Restate each of the lines given below, word for word.

* [INFORMATION PROVIDED]
▼

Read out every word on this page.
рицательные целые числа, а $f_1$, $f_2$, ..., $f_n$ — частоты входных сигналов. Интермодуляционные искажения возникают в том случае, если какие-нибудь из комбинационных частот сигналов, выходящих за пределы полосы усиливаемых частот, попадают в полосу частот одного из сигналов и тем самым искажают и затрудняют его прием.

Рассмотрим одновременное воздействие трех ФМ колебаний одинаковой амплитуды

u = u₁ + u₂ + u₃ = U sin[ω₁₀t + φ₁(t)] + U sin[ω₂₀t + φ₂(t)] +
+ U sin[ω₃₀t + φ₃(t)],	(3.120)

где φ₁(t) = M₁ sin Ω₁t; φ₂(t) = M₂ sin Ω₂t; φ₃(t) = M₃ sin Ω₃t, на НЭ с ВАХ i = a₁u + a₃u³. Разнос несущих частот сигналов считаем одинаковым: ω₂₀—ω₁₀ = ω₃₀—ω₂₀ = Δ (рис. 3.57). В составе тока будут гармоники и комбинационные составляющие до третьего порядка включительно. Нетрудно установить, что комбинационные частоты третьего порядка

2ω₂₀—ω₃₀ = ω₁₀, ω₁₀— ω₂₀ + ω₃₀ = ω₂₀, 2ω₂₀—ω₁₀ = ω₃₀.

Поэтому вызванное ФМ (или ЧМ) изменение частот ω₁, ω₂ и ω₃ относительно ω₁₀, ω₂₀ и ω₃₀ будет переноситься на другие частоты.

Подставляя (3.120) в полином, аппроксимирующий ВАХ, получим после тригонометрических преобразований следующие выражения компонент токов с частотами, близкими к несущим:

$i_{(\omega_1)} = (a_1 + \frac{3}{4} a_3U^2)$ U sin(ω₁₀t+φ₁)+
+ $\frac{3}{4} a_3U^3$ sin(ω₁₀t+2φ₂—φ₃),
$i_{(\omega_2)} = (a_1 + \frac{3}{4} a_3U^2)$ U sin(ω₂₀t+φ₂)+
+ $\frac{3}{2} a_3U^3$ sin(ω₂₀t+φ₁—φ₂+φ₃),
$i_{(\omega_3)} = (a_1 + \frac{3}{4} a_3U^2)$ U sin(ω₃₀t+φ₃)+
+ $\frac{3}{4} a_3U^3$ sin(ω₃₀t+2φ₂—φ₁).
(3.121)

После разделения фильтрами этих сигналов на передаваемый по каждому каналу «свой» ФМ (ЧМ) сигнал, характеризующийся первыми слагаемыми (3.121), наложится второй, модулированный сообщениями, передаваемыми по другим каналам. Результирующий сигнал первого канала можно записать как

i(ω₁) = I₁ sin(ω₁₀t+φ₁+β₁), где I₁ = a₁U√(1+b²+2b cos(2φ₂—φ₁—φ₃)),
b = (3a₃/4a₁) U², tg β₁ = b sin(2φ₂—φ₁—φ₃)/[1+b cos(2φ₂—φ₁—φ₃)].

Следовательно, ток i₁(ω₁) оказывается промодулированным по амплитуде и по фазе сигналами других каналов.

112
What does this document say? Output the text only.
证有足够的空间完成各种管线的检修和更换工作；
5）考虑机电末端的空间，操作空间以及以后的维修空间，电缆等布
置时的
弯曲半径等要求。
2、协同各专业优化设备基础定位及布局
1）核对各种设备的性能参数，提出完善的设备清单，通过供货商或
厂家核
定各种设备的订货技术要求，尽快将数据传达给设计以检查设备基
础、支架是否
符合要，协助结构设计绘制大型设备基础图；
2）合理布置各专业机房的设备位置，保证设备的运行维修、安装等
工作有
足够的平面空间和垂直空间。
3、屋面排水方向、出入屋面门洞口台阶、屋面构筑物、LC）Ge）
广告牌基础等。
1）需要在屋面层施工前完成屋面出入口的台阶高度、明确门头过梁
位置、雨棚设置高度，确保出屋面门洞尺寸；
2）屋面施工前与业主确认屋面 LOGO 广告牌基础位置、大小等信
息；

▲

* [CORRECT OUTPUT]
Read out every word on this page.
рицательные целые числа, а $f_1$, $f_2$, ..., $f_n$ — частоты входных сигналов. Интермодуляционные искажения возникают в том случае, если какие-нибудь из комбинационных частот сигналов, выходящих за пределы полосы усиливаемых частот, попадают в полосу частот одного из сигналов и тем самым искажают и затрудняют его прием.

Рассмотрим одновременное воздействие трех ФМ колебаний одинаковой амплитуды

u = u₁ + u₂ + u₃ = U sin[ω₁₀t + φ₁(t)] + U sin[ω₂₀t + φ₂(t)] +
+ U sin[ω₃₀t + φ₃(t)],	(3.120)

где φ₁(t) = M₁ sin Ω₁t; φ₂(t) = M₂ sin Ω₂t; φ₃(t) = M₃ sin Ω₃t, на НЭ с ВАХ i = a₁u + a₃u³. Разнос несущих частот сигналов считаем одинаковым: ω₂₀—ω₁₀ = ω₃₀—ω₂₀ = Δ (рис. 3.57). В составе тока будут гармоники и комбинационные составляющие до третьего порядка включительно. Нетрудно установить, что комбинационные частоты третьего порядка

2ω₂₀—ω₃₀ = ω₁₀, ω₁₀— ω₂₀ + ω₃₀ = ω₂₀, 2ω₂₀—ω₁₀ = ω₃₀.

Поэтому вызванное ФМ (или ЧМ) изменение частот ω₁, ω₂ и ω₃ относительно ω₁₀, ω₂₀ и ω₃₀ будет переноситься на другие частоты.

Подставляя (3.120) в полином, аппроксимирующий ВАХ, получим после тригонометрических преобразований следующие выражения компонент токов с частотами, близкими к несущим:

$i_{(\omega_1)} = (a_1 + \frac{3}{4} a_3U^2)$ U sin(ω₁₀t+φ₁)+
+ $\frac{3}{4} a_3U^3$ sin(ω₁₀t+2φ₂—φ₃),
$i_{(\omega_2)} = (a_1 + \frac{3}{4} a_3U^2)$ U sin(ω₂₀t+φ₂)+
+ $\frac{3}{2} a_3U^3$ sin(ω₂₀t+φ₁—φ₂+φ₃),
$i_{(\omega_3)} = (a_1 + \frac{3}{4} a_3U^2)$ U sin(ω₃₀t+φ₃)+
+ $\frac{3}{4} a_3U^3$ sin(ω₃₀t+2φ₂—φ₁).
(3.121)

После разделения фильтрами этих сигналов на передаваемый по каждому каналу «свой» ФМ (ЧМ) сигнал, характеризующийся первыми слагаемыми (3.121), наложится второй, модулированный сообщениями, передаваемыми по другим каналам. Результирующий сигнал первого канала можно записать как

i(ω₁) = I₁ sin(ω₁₀t+φ₁+β₁), где I₁ = a₁U√(1+b²+2b cos(2φ₂—φ₁—φ₃)),
b = (3a₃/4a₁) U², tg β₁ = b sin(2φ₂—φ₁—φ₃)/[1+b cos(2φ₂—φ₁—φ₃)].

Следовательно, ток i₁(ω₁) оказывается промодулированным по амплитуде и по фазе сигналами других каналов.

112
What does this document say? Output the text only.
证有足够的空间完成各种管线的检修和更换工作；
5）考虑机电末端的空间，操作空间以及以后的维修空间，电缆等布
置时的
弯曲半径等要求。
2、协同各专业优化设备基础定位及布局
1）核对各种设备的性能参数，提出完善的设备清单，通过供货商或
厂家核
定各种设备的订货技术要求，尽快将数据传达给设计以检查设备基
础、支架是否
符合要，协助结构设计绘制大型设备基础图；
2）合理布置各专业机房的设备位置，保证设备的运行维修、安装等
工作有
足够的平面空间和垂直空间。
3、屋面排水方向、出入屋面门洞口台阶、屋面构筑物、LC）Ge）
广告牌基础等。
1）需要在屋面层施工前完成屋面出入口的台阶高度、明确门头过梁
位置、雨棚设置高度，确保出屋面门洞尺寸；
2）屋面施工前与业主确认屋面 LOGO 广告牌基础位置、大小等信
息；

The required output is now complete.